◆ **STATED TASK**
Every record must be repeated exactly; omit any pictures they contain.

──────── AVAILABLE RECORDS ────────

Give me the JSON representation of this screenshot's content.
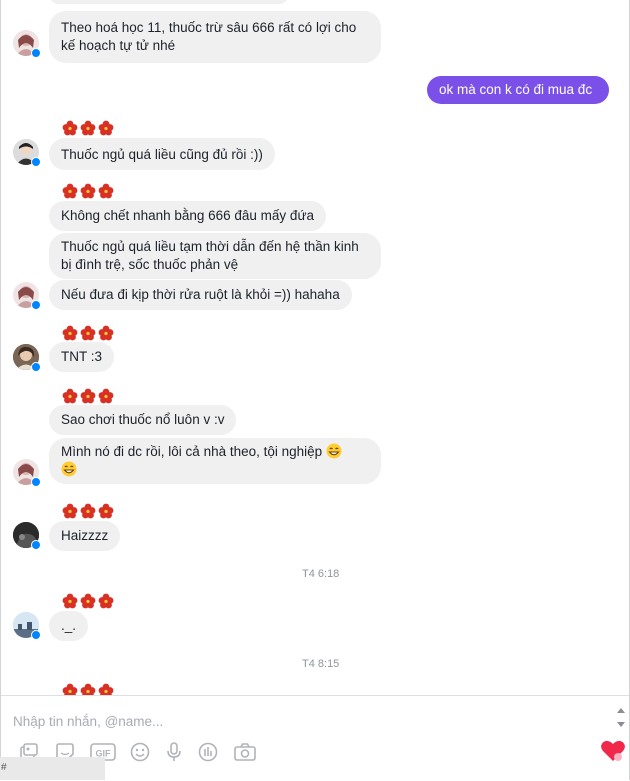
{
  "messages": [
    {
      "text": "Theo hoá học 11, thuốc trừ sâu 666 rất có lợi cho kế hoạch tự tử nhé"
    },
    {
      "text": "ok mà con k có đi mua đc"
    },
    {
      "text": "Thuốc ngủ quá liều cũng đủ rồi :))"
    },
    {
      "text": "Không chết nhanh bằng 666 đâu mấy đứa"
    },
    {
      "text": "Thuốc ngủ quá liều tạm thời dẫn đến hệ thần kinh bị đình trệ, sốc thuốc phản vệ"
    },
    {
      "text": "Nếu đưa đi kịp thời rửa ruột là khỏi =)) hahaha"
    },
    {
      "text": "TNT :3"
    },
    {
      "text": "Sao chơi thuốc nổ luôn v :v"
    },
    {
      "text": "Mình nó đi dc rồi, lôi cả nhà theo, tội nghiệp"
    },
    {
      "text": "Haizzzz"
    },
    {
      "text": "._."
    }
  ],
  "timestamps": [
    "T4 6:18",
    "T4 8:15"
  ],
  "composer": {
    "placeholder": "Nhập tin nhắn, @name...",
    "tools": [
      "sticker-icon",
      "emoji-sticker-icon",
      "gif-icon",
      "emoji-icon",
      "microphone-icon",
      "poll-icon",
      "camera-icon",
      "heart-send-icon"
    ]
  },
  "footer": {
    "hash": "#"
  },
  "colors": {
    "outgoing_bubble": "#7b50e8",
    "incoming_bubble": "#f1f0f0",
    "reaction": "#d93025",
    "badge": "#0084ff"
  }
}
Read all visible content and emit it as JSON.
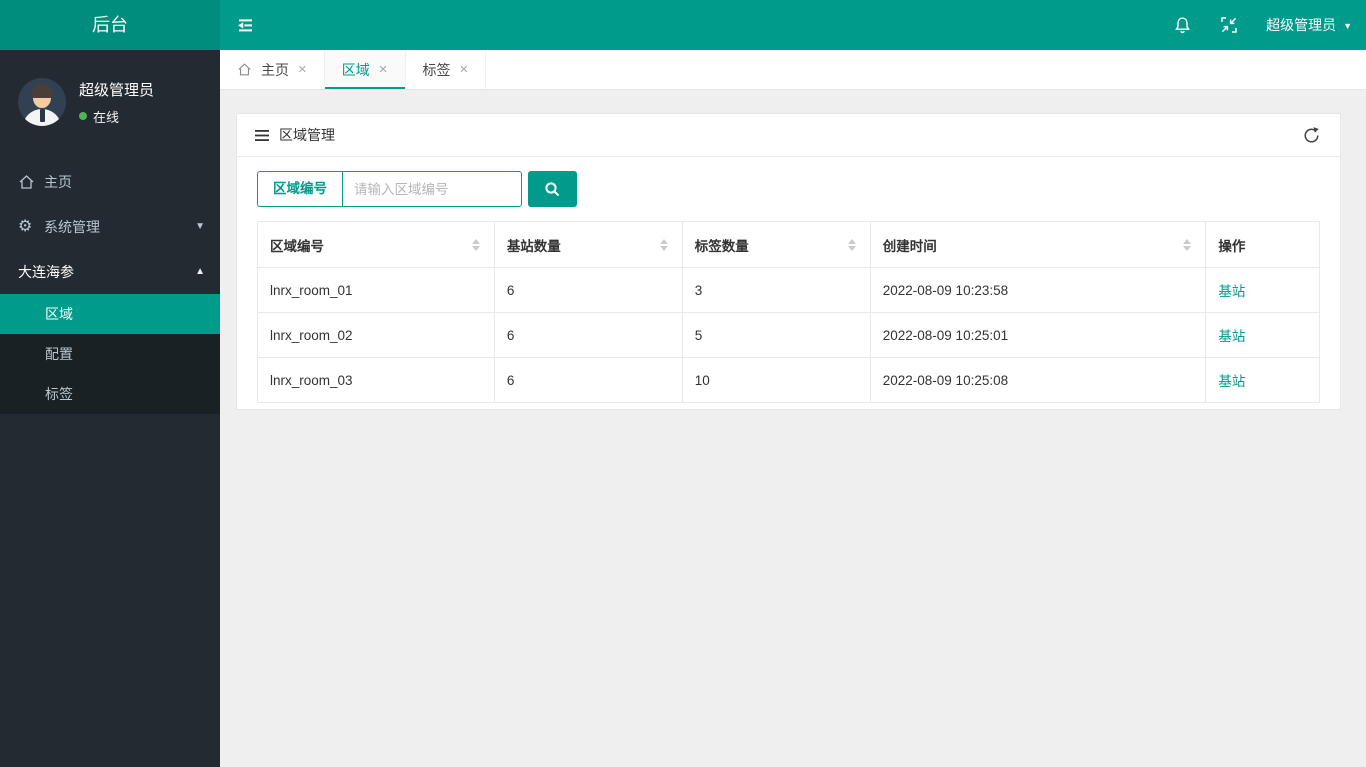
{
  "colors": {
    "accent_teal": "#009b8b",
    "logo_teal_dark": "#008d7e",
    "sidebar_bg": "#232a31",
    "submenu_bg": "#1a2125",
    "page_bg": "#efefef",
    "online_green": "#54b254",
    "link_teal": "#009b8b"
  },
  "icons": {
    "close": "×",
    "caret_down": "▼",
    "caret_up": "▲",
    "gear": "⚙"
  },
  "topbar": {
    "logo": "后台",
    "user_menu": "超级管理员"
  },
  "sidebar": {
    "user": {
      "name": "超级管理员",
      "status": "在线"
    },
    "items": [
      {
        "label": "主页"
      },
      {
        "label": "系统管理"
      },
      {
        "label": "大连海参"
      }
    ],
    "submenu": [
      {
        "label": "区域"
      },
      {
        "label": "配置"
      },
      {
        "label": "标签"
      }
    ]
  },
  "tabs": [
    {
      "label": "主页"
    },
    {
      "label": "区域"
    },
    {
      "label": "标签"
    }
  ],
  "panel": {
    "title": "区域管理",
    "search": {
      "label": "区域编号",
      "placeholder": "请输入区域编号"
    },
    "table": {
      "headers": [
        "区域编号",
        "基站数量",
        "标签数量",
        "创建时间",
        "操作"
      ],
      "rows": [
        {
          "region": "lnrx_room_01",
          "stations": "6",
          "tags": "3",
          "created": "2022-08-09 10:23:58",
          "action": "基站"
        },
        {
          "region": "lnrx_room_02",
          "stations": "6",
          "tags": "5",
          "created": "2022-08-09 10:25:01",
          "action": "基站"
        },
        {
          "region": "lnrx_room_03",
          "stations": "6",
          "tags": "10",
          "created": "2022-08-09 10:25:08",
          "action": "基站"
        }
      ]
    }
  }
}
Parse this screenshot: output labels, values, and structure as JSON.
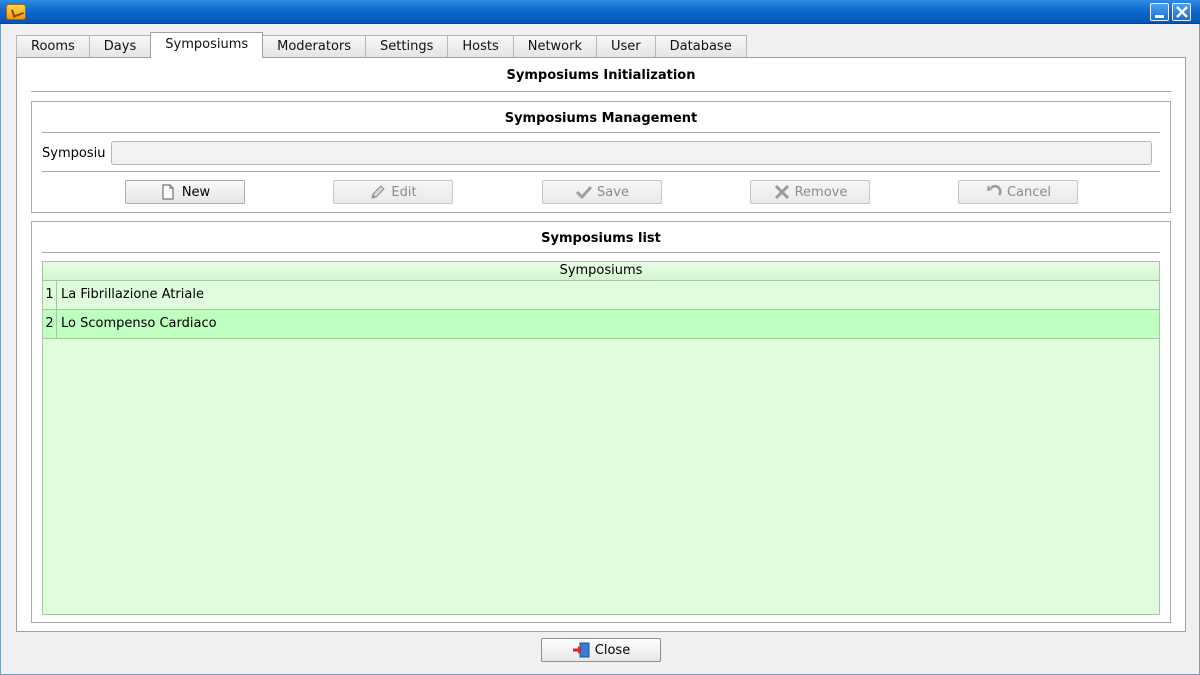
{
  "window": {
    "icon": "app-icon",
    "minimize_icon": "minimize-icon",
    "close_icon": "close-icon"
  },
  "tabs": [
    {
      "label": "Rooms",
      "active": false
    },
    {
      "label": "Days",
      "active": false
    },
    {
      "label": "Symposiums",
      "active": true
    },
    {
      "label": "Moderators",
      "active": false
    },
    {
      "label": "Settings",
      "active": false
    },
    {
      "label": "Hosts",
      "active": false
    },
    {
      "label": "Network",
      "active": false
    },
    {
      "label": "User",
      "active": false
    },
    {
      "label": "Database",
      "active": false
    }
  ],
  "panel": {
    "title": "Symposiums Initialization"
  },
  "management": {
    "title": "Symposiums Management",
    "field_label": "Symposiu",
    "field_value": "",
    "buttons": {
      "new": {
        "label": "New",
        "icon": "document-icon",
        "enabled": true
      },
      "edit": {
        "label": "Edit",
        "icon": "pencil-icon",
        "enabled": false
      },
      "save": {
        "label": "Save",
        "icon": "checkmark-icon",
        "enabled": false
      },
      "remove": {
        "label": "Remove",
        "icon": "x-icon",
        "enabled": false
      },
      "cancel": {
        "label": "Cancel",
        "icon": "undo-icon",
        "enabled": false
      }
    }
  },
  "list": {
    "title": "Symposiums list",
    "column_header": "Symposiums",
    "rows": [
      {
        "num": "1",
        "name": "La Fibrillazione Atriale",
        "selected": false
      },
      {
        "num": "2",
        "name": "Lo Scompenso Cardiaco",
        "selected": true
      }
    ]
  },
  "footer": {
    "close_label": "Close",
    "close_icon": "exit-door-icon"
  },
  "colors": {
    "titlebar": "#0a63c9",
    "list_background": "#dffddd",
    "selected_row": "#bfffbf"
  }
}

────────

◆ **EXERCISE ANSWER**
Give me the JSON representation of this screenshot's content.
{
  "messages": [
    {
      "text": "Theo hoá học 11, thuốc trừ sâu 666 rất có lợi cho kế hoạch tự tử nhé"
    },
    {
      "text": "ok mà con k có đi mua đc"
    },
    {
      "text": "Thuốc ngủ quá liều cũng đủ rồi :))"
    },
    {
      "text": "Không chết nhanh bằng 666 đâu mấy đứa"
    },
    {
      "text": "Thuốc ngủ quá liều tạm thời dẫn đến hệ thần kinh bị đình trệ, sốc thuốc phản vệ"
    },
    {
      "text": "Nếu đưa đi kịp thời rửa ruột là khỏi =)) hahaha"
    },
    {
      "text": "TNT :3"
    },
    {
      "text": "Sao chơi thuốc nổ luôn v :v"
    },
    {
      "text": "Mình nó đi dc rồi, lôi cả nhà theo, tội nghiệp"
    },
    {
      "text": "Haizzzz"
    },
    {
      "text": "._."
    }
  ],
  "timestamps": [
    "T4 6:18",
    "T4 8:15"
  ],
  "composer": {
    "placeholder": "Nhập tin nhắn, @name...",
    "tools": [
      "sticker-icon",
      "emoji-sticker-icon",
      "gif-icon",
      "emoji-icon",
      "microphone-icon",
      "poll-icon",
      "camera-icon",
      "heart-send-icon"
    ]
  },
  "footer": {
    "hash": "#"
  },
  "colors": {
    "outgoing_bubble": "#7b50e8",
    "incoming_bubble": "#f1f0f0",
    "reaction": "#d93025",
    "badge": "#0084ff"
  }
}
Read all visible content and emit it as JSON.
{
  "colors": {
    "accent_teal": "#009b8b",
    "logo_teal_dark": "#008d7e",
    "sidebar_bg": "#232a31",
    "submenu_bg": "#1a2125",
    "page_bg": "#efefef",
    "online_green": "#54b254",
    "link_teal": "#009b8b"
  },
  "icons": {
    "close": "×",
    "caret_down": "▼",
    "caret_up": "▲",
    "gear": "⚙"
  },
  "topbar": {
    "logo": "后台",
    "user_menu": "超级管理员"
  },
  "sidebar": {
    "user": {
      "name": "超级管理员",
      "status": "在线"
    },
    "items": [
      {
        "label": "主页"
      },
      {
        "label": "系统管理"
      },
      {
        "label": "大连海参"
      }
    ],
    "submenu": [
      {
        "label": "区域"
      },
      {
        "label": "配置"
      },
      {
        "label": "标签"
      }
    ]
  },
  "tabs": [
    {
      "label": "主页"
    },
    {
      "label": "区域"
    },
    {
      "label": "标签"
    }
  ],
  "panel": {
    "title": "区域管理",
    "search": {
      "label": "区域编号",
      "placeholder": "请输入区域编号"
    },
    "table": {
      "headers": [
        "区域编号",
        "基站数量",
        "标签数量",
        "创建时间",
        "操作"
      ],
      "rows": [
        {
          "region": "lnrx_room_01",
          "stations": "6",
          "tags": "3",
          "created": "2022-08-09 10:23:58",
          "action": "基站"
        },
        {
          "region": "lnrx_room_02",
          "stations": "6",
          "tags": "5",
          "created": "2022-08-09 10:25:01",
          "action": "基站"
        },
        {
          "region": "lnrx_room_03",
          "stations": "6",
          "tags": "10",
          "created": "2022-08-09 10:25:08",
          "action": "基站"
        }
      ]
    }
  }
}
Parse this screenshot: output labels, values, and structure as JSON.
{
  "window": {
    "icon": "app-icon",
    "minimize_icon": "minimize-icon",
    "close_icon": "close-icon"
  },
  "tabs": [
    {
      "label": "Rooms",
      "active": false
    },
    {
      "label": "Days",
      "active": false
    },
    {
      "label": "Symposiums",
      "active": true
    },
    {
      "label": "Moderators",
      "active": false
    },
    {
      "label": "Settings",
      "active": false
    },
    {
      "label": "Hosts",
      "active": false
    },
    {
      "label": "Network",
      "active": false
    },
    {
      "label": "User",
      "active": false
    },
    {
      "label": "Database",
      "active": false
    }
  ],
  "panel": {
    "title": "Symposiums Initialization"
  },
  "management": {
    "title": "Symposiums Management",
    "field_label": "Symposiu",
    "field_value": "",
    "buttons": {
      "new": {
        "label": "New",
        "icon": "document-icon",
        "enabled": true
      },
      "edit": {
        "label": "Edit",
        "icon": "pencil-icon",
        "enabled": false
      },
      "save": {
        "label": "Save",
        "icon": "checkmark-icon",
        "enabled": false
      },
      "remove": {
        "label": "Remove",
        "icon": "x-icon",
        "enabled": false
      },
      "cancel": {
        "label": "Cancel",
        "icon": "undo-icon",
        "enabled": false
      }
    }
  },
  "list": {
    "title": "Symposiums list",
    "column_header": "Symposiums",
    "rows": [
      {
        "num": "1",
        "name": "La Fibrillazione Atriale",
        "selected": false
      },
      {
        "num": "2",
        "name": "Lo Scompenso Cardiaco",
        "selected": true
      }
    ]
  },
  "footer": {
    "close_label": "Close",
    "close_icon": "exit-door-icon"
  },
  "colors": {
    "titlebar": "#0a63c9",
    "list_background": "#dffddd",
    "selected_row": "#bfffbf"
  }
}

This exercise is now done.